Job:
Output the data below in full, byte for byte. Nothing may differ.

[Dataset items]
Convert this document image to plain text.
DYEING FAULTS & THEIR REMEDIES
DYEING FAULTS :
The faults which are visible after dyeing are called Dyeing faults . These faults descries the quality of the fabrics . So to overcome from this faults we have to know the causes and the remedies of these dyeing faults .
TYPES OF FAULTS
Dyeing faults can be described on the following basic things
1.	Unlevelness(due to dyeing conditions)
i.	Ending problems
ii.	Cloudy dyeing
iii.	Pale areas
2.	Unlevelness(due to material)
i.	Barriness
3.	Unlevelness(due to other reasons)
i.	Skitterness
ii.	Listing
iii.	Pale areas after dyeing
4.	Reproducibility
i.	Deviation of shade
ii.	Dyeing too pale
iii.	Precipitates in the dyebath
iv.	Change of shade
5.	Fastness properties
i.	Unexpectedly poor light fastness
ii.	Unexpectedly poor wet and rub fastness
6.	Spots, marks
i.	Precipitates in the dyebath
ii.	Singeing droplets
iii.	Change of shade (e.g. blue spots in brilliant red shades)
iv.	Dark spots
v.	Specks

Full response:
Convert this document image to plain text.
DYEING FAULTS & THEIR REMEDIES
DYEING FAULTS :
The faults which are visible after dyeing are called Dyeing faults . These faults descries the quality of the fabrics . So to overcome from this faults we have to know the causes and the remedies of these dyeing faults .
TYPES OF FAULTS
Dyeing faults can be described on the following basic things
1.	Unlevelness(due to dyeing conditions)
i.	Ending problems
ii.	Cloudy dyeing
iii.	Pale areas
2.	Unlevelness(due to material)
i.	Barriness
3.	Unlevelness(due to other reasons)
i.	Skitterness
ii.	Listing
iii.	Pale areas after dyeing
4.	Reproducibility
i.	Deviation of shade
ii.	Dyeing too pale
iii.	Precipitates in the dyebath
iv.	Change of shade
5.	Fastness properties
i.	Unexpectedly poor light fastness
ii.	Unexpectedly poor wet and rub fastness
6.	Spots, marks
i.	Precipitates in the dyebath
ii.	Singeing droplets
iii.	Change of shade (e.g. blue spots in brilliant red shades)
iv.	Dark spots
v.	Specks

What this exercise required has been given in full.